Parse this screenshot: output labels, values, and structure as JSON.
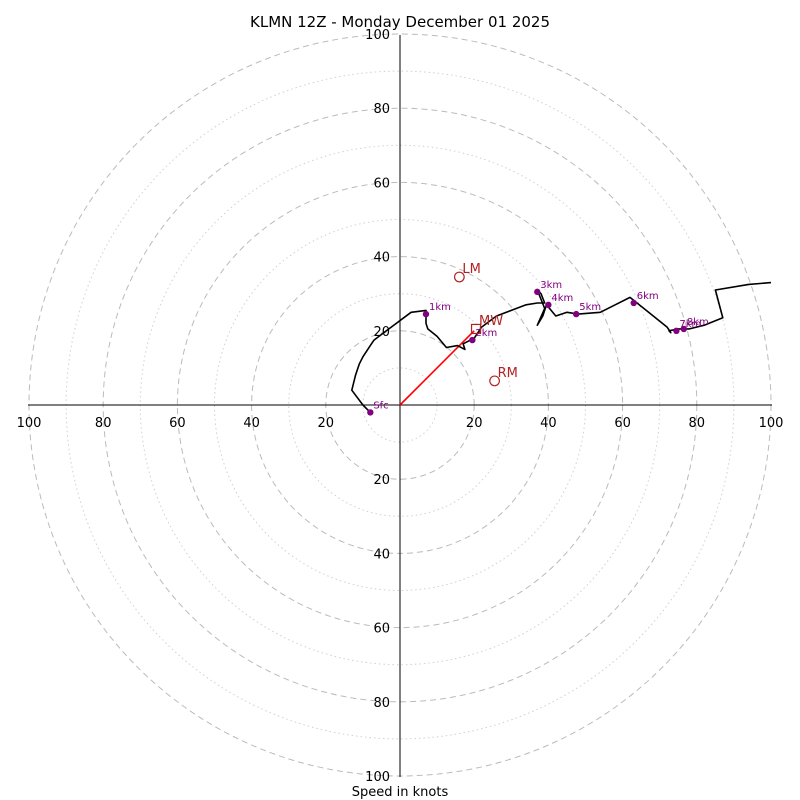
{
  "chart_data": {
    "type": "hodograph",
    "title": "KLMN 12Z - Monday December 01 2025",
    "xlabel": "Speed in knots",
    "ring_labels": [
      "20",
      "40",
      "60",
      "80",
      "100"
    ],
    "xlim": [
      -100,
      100
    ],
    "ylim": [
      -100,
      100
    ],
    "major_rings": [
      20,
      40,
      60,
      80,
      100
    ],
    "minor_rings": [
      10,
      30,
      50,
      70,
      90
    ],
    "hodograph_trace": [
      [
        -8,
        -2
      ],
      [
        -10,
        0
      ],
      [
        -13,
        4
      ],
      [
        -12,
        8
      ],
      [
        -11,
        11
      ],
      [
        -10,
        13
      ],
      [
        -8,
        16
      ],
      [
        -7,
        17.5
      ],
      [
        -5,
        19
      ],
      [
        -3,
        20.5
      ],
      [
        -1,
        22
      ],
      [
        1,
        23.5
      ],
      [
        3,
        25
      ],
      [
        7,
        25.5
      ],
      [
        7,
        22
      ],
      [
        7.5,
        20.5
      ],
      [
        10,
        18.5
      ],
      [
        12.5,
        15.5
      ],
      [
        15.5,
        16
      ],
      [
        17.5,
        15
      ],
      [
        17,
        16.5
      ],
      [
        20,
        18
      ],
      [
        22,
        21
      ],
      [
        26,
        24
      ],
      [
        30,
        25.5
      ],
      [
        34,
        27
      ],
      [
        37,
        27.5
      ],
      [
        39,
        27.5
      ],
      [
        38,
        30
      ],
      [
        37,
        31
      ],
      [
        39,
        26
      ],
      [
        37,
        21.5
      ],
      [
        38.5,
        24
      ],
      [
        39.5,
        27
      ],
      [
        42,
        24
      ],
      [
        45,
        25
      ],
      [
        48,
        24.5
      ],
      [
        54,
        25
      ],
      [
        58,
        27
      ],
      [
        62,
        29
      ],
      [
        67,
        25
      ],
      [
        72,
        21
      ],
      [
        73,
        19.5
      ],
      [
        72.5,
        20
      ],
      [
        75,
        20.5
      ],
      [
        78,
        20.5
      ],
      [
        82,
        21.5
      ],
      [
        87,
        23.5
      ],
      [
        85,
        31
      ],
      [
        94,
        32.5
      ],
      [
        100,
        33
      ]
    ],
    "height_markers": [
      {
        "label": "Sfc",
        "u": -8,
        "v": -2
      },
      {
        "label": "1km",
        "u": 7,
        "v": 24.5
      },
      {
        "label": "2km",
        "u": 19.5,
        "v": 17.5
      },
      {
        "label": "3km",
        "u": 37,
        "v": 30.5
      },
      {
        "label": "4km",
        "u": 40,
        "v": 27
      },
      {
        "label": "5km",
        "u": 47.5,
        "v": 24.5
      },
      {
        "label": "6km",
        "u": 63,
        "v": 27.5
      },
      {
        "label": "7km",
        "u": 74.5,
        "v": 20
      },
      {
        "label": "8km",
        "u": 76.5,
        "v": 20.5
      }
    ],
    "storm_motion": [
      {
        "label": "LM",
        "u": 16,
        "v": 34.5,
        "marker": "circle"
      },
      {
        "label": "MW",
        "u": 20.5,
        "v": 20.5,
        "marker": "square"
      },
      {
        "label": "RM",
        "u": 25.5,
        "v": 6.5,
        "marker": "circle"
      }
    ],
    "shear_vector": {
      "from": [
        0,
        0
      ],
      "to": [
        20,
        20
      ]
    },
    "colors": {
      "trace": "#000000",
      "height_marker": "#800080",
      "storm_motion": "#b22222",
      "shear_vector": "#ff0000",
      "major_ring": "#bbbbbb",
      "minor_ring": "#d0d0d0"
    }
  }
}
============
Given problem: Pictures in the records should not appear in your copy, but everything else must be transcribed exactly.

In response:
Parse this screenshot: output labels, values, and structure as JSON.
{
  "chart_data": {
    "type": "hodograph",
    "title": "KLMN 12Z - Monday December 01 2025",
    "xlabel": "Speed in knots",
    "ring_labels": [
      "20",
      "40",
      "60",
      "80",
      "100"
    ],
    "xlim": [
      -100,
      100
    ],
    "ylim": [
      -100,
      100
    ],
    "major_rings": [
      20,
      40,
      60,
      80,
      100
    ],
    "minor_rings": [
      10,
      30,
      50,
      70,
      90
    ],
    "hodograph_trace": [
      [
        -8,
        -2
      ],
      [
        -10,
        0
      ],
      [
        -13,
        4
      ],
      [
        -12,
        8
      ],
      [
        -11,
        11
      ],
      [
        -10,
        13
      ],
      [
        -8,
        16
      ],
      [
        -7,
        17.5
      ],
      [
        -5,
        19
      ],
      [
        -3,
        20.5
      ],
      [
        -1,
        22
      ],
      [
        1,
        23.5
      ],
      [
        3,
        25
      ],
      [
        7,
        25.5
      ],
      [
        7,
        22
      ],
      [
        7.5,
        20.5
      ],
      [
        10,
        18.5
      ],
      [
        12.5,
        15.5
      ],
      [
        15.5,
        16
      ],
      [
        17.5,
        15
      ],
      [
        17,
        16.5
      ],
      [
        20,
        18
      ],
      [
        22,
        21
      ],
      [
        26,
        24
      ],
      [
        30,
        25.5
      ],
      [
        34,
        27
      ],
      [
        37,
        27.5
      ],
      [
        39,
        27.5
      ],
      [
        38,
        30
      ],
      [
        37,
        31
      ],
      [
        39,
        26
      ],
      [
        37,
        21.5
      ],
      [
        38.5,
        24
      ],
      [
        39.5,
        27
      ],
      [
        42,
        24
      ],
      [
        45,
        25
      ],
      [
        48,
        24.5
      ],
      [
        54,
        25
      ],
      [
        58,
        27
      ],
      [
        62,
        29
      ],
      [
        67,
        25
      ],
      [
        72,
        21
      ],
      [
        73,
        19.5
      ],
      [
        72.5,
        20
      ],
      [
        75,
        20.5
      ],
      [
        78,
        20.5
      ],
      [
        82,
        21.5
      ],
      [
        87,
        23.5
      ],
      [
        85,
        31
      ],
      [
        94,
        32.5
      ],
      [
        100,
        33
      ]
    ],
    "height_markers": [
      {
        "label": "Sfc",
        "u": -8,
        "v": -2
      },
      {
        "label": "1km",
        "u": 7,
        "v": 24.5
      },
      {
        "label": "2km",
        "u": 19.5,
        "v": 17.5
      },
      {
        "label": "3km",
        "u": 37,
        "v": 30.5
      },
      {
        "label": "4km",
        "u": 40,
        "v": 27
      },
      {
        "label": "5km",
        "u": 47.5,
        "v": 24.5
      },
      {
        "label": "6km",
        "u": 63,
        "v": 27.5
      },
      {
        "label": "7km",
        "u": 74.5,
        "v": 20
      },
      {
        "label": "8km",
        "u": 76.5,
        "v": 20.5
      }
    ],
    "storm_motion": [
      {
        "label": "LM",
        "u": 16,
        "v": 34.5,
        "marker": "circle"
      },
      {
        "label": "MW",
        "u": 20.5,
        "v": 20.5,
        "marker": "square"
      },
      {
        "label": "RM",
        "u": 25.5,
        "v": 6.5,
        "marker": "circle"
      }
    ],
    "shear_vector": {
      "from": [
        0,
        0
      ],
      "to": [
        20,
        20
      ]
    },
    "colors": {
      "trace": "#000000",
      "height_marker": "#800080",
      "storm_motion": "#b22222",
      "shear_vector": "#ff0000",
      "major_ring": "#bbbbbb",
      "minor_ring": "#d0d0d0"
    }
  }
}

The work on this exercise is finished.